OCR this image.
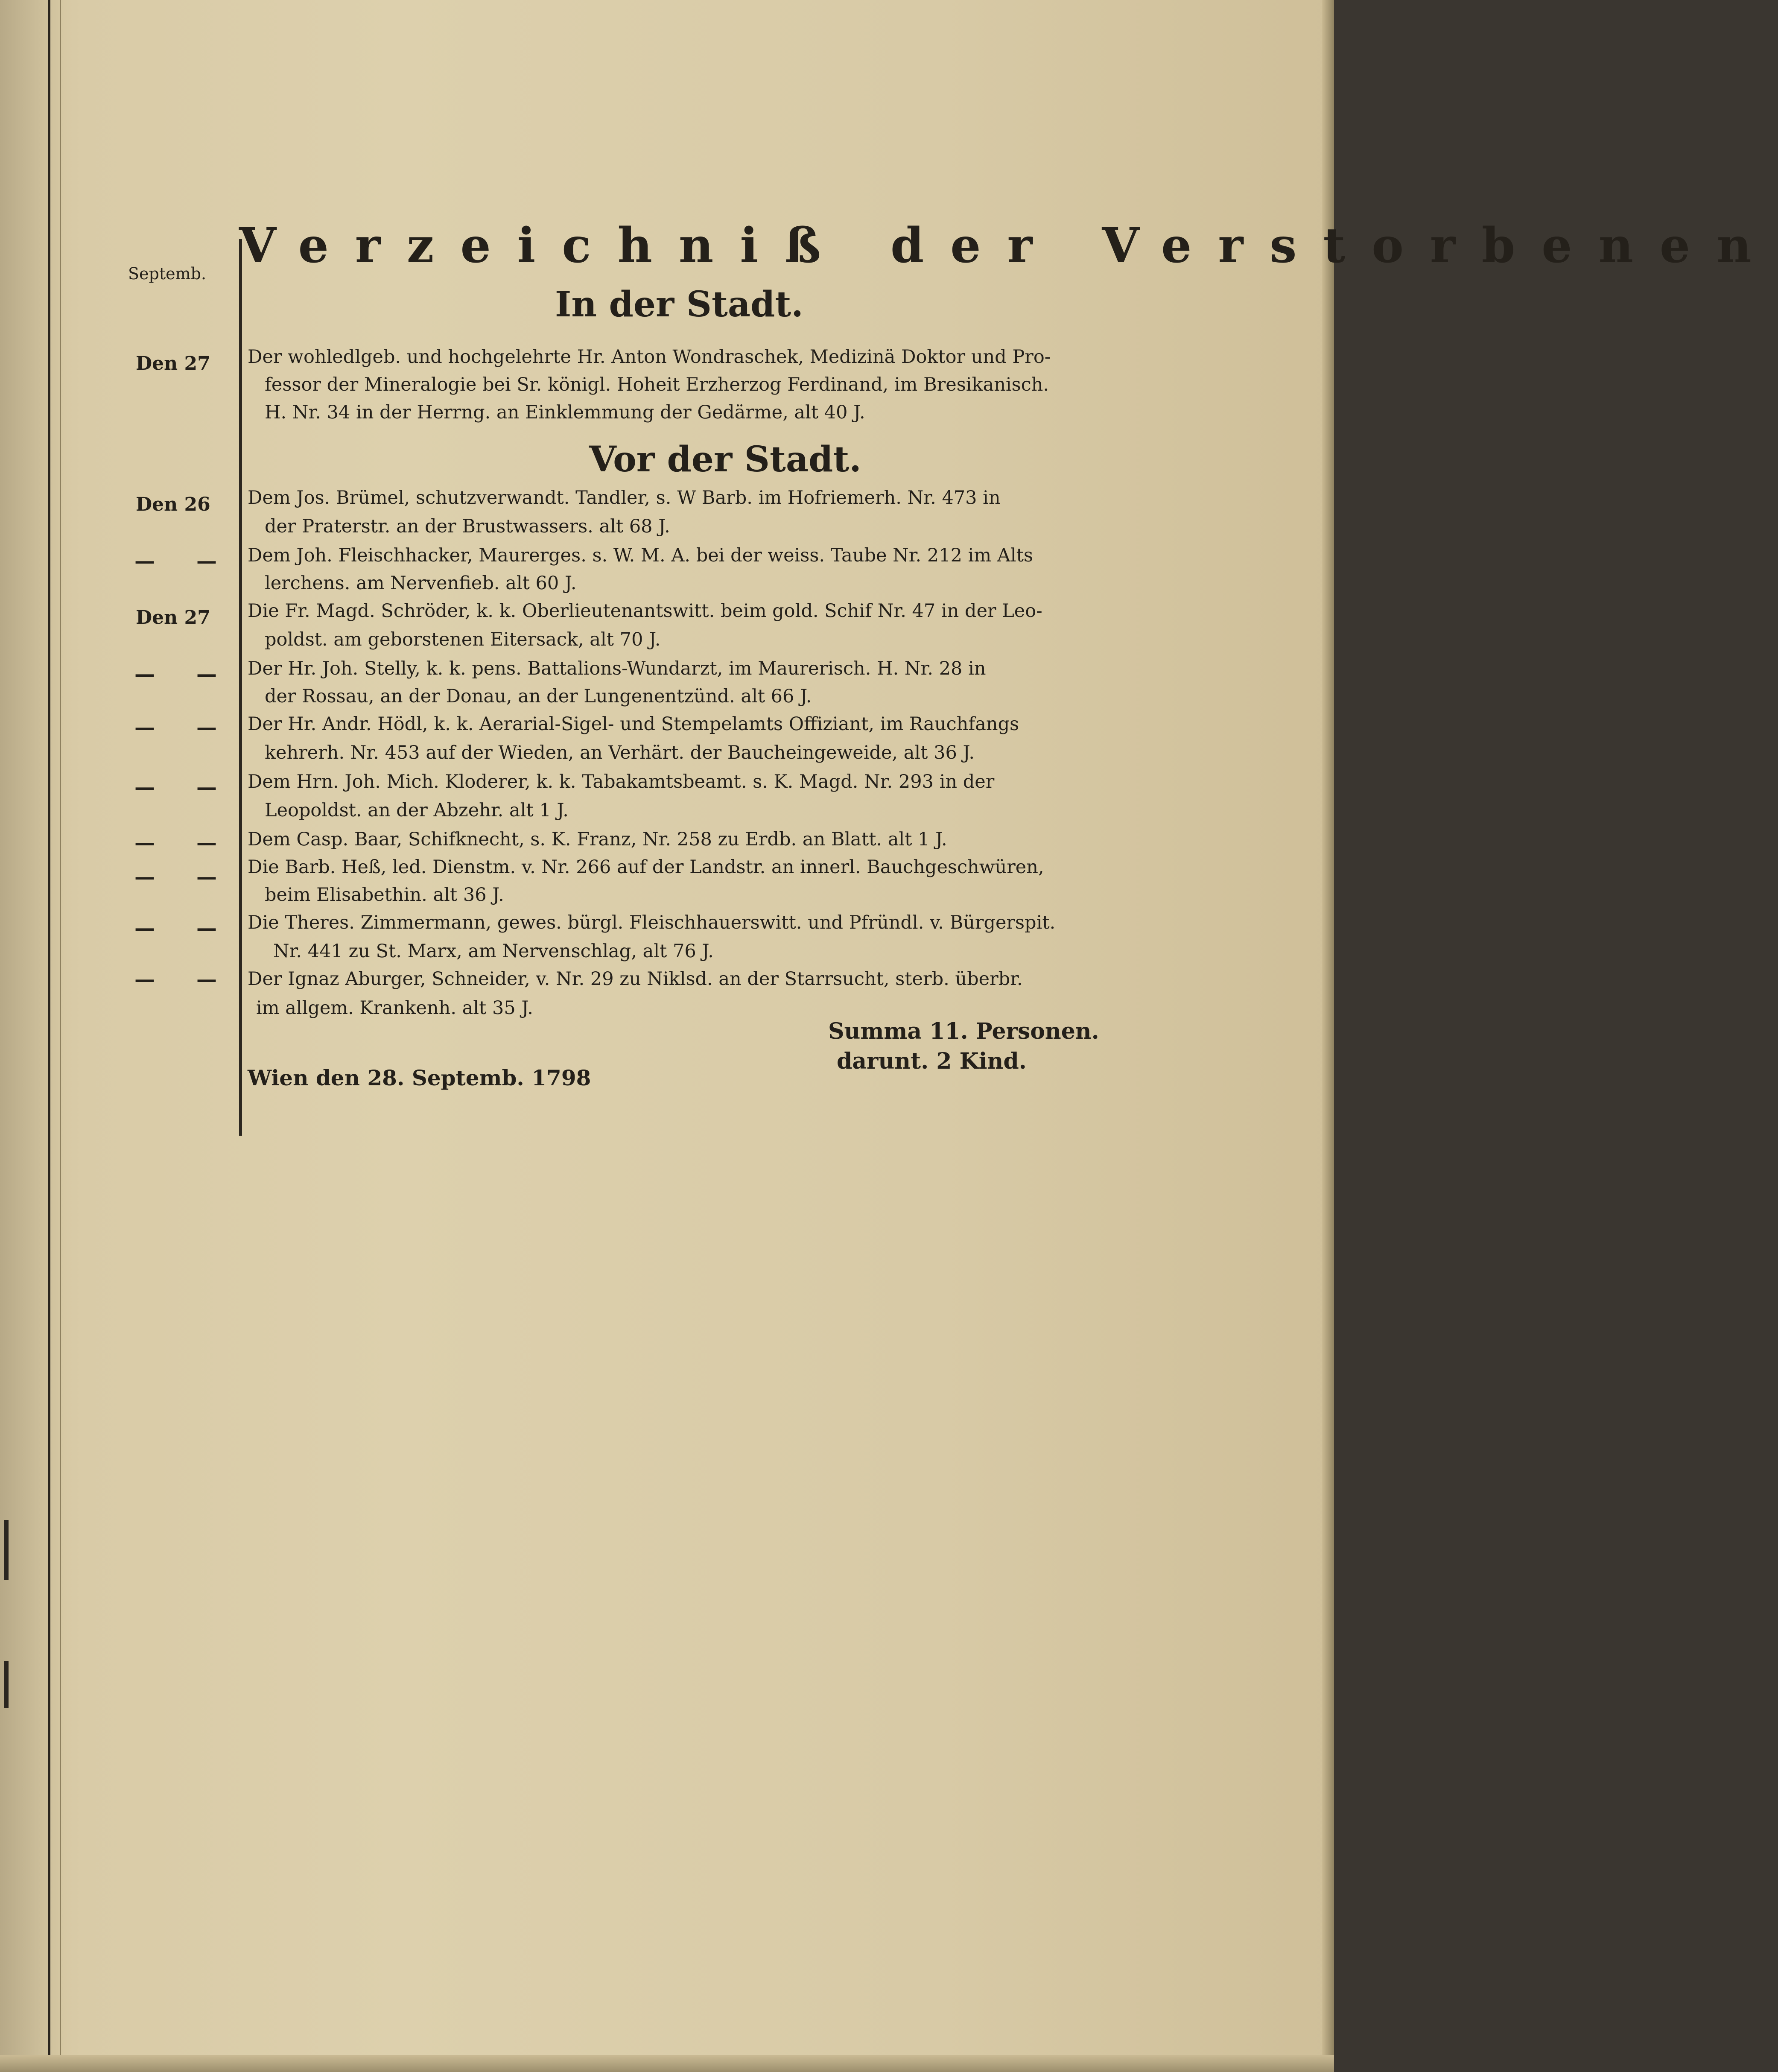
Septemb.
Den 27
Den 26
Den 27
— —
— —
— —
— —
— —
— —
— —
— —
Verzeichniß der Verstorbenen
In der Stadt.
Der wohledlgeb. und hochgelehrte Hr. Anton Wondraschek, Medizinä Doktor und Pro-
fessor der Mineralogie bei Sr. königl. Hoheit Erzherzog Ferdinand, im Bresikanisch.
H. Nr. 34 in der Herrng. an Einklemmung der Gedärme, alt 40 J.
Vor der Stadt.
Dem Jos. Brümel, schutzverwandt. Tandler, s. W Barb. im Hofriemerh. Nr. 473 in
der Praterstr. an der Brustwassers. alt 68 J.
Dem Joh. Fleischhacker, Maurerges. s. W. M. A. bei der weiss. Taube Nr. 212 im Alts
lerchens. am Nervenfieb. alt 60 J.
Die Fr. Magd. Schröder, k. k. Oberlieutenantswitt. beim gold. Schif Nr. 47 in der Leo-
poldst. am geborstenen Eitersack, alt 70 J.
Der Hr. Joh. Stelly, k. k. pens. Battalions-Wundarzt, im Maurerisch. H. Nr. 28 in
der Rossau, an der Donau, an der Lungenentzünd. alt 66 J.
Der Hr. Andr. Hödl, k. k. Aerarial-Sigel- und Stempelamts Offiziant, im Rauchfangs
kehrerh. Nr. 453 auf der Wieden, an Verhärt. der Baucheingeweide, alt 36 J.
Dem Hrn. Joh. Mich. Kloderer, k. k. Tabakamtsbeamt. s. K. Magd. Nr. 293 in der
Leopoldst. an der Abzehr. alt 1 J.
Dem Casp. Baar, Schifknecht, s. K. Franz, Nr. 258 zu Erdb. an Blatt. alt 1 J.
Die Barb. Heß, led. Dienstm. v. Nr. 266 auf der Landstr. an innerl. Bauchgeschwüren,
beim Elisabethin. alt 36 J.
Die Theres. Zimmermann, gewes. bürgl. Fleischhauerswitt. und Pfründl. v. Bürgerspit.
Nr. 441 zu St. Marx, am Nervenschlag, alt 76 J.
Der Ignaz Aburger, Schneider, v. Nr. 29 zu Niklsd. an der Starrsucht, sterb. überbr.
im allgem. Krankenh. alt 35 J.
Summa 11. Personen.
darunt. 2 Kind.
Wien den 28. Septemb. 1798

Task objective | Count how many lines of the material hold the string "beim". Give the number and nothing more.

Result for this task | 2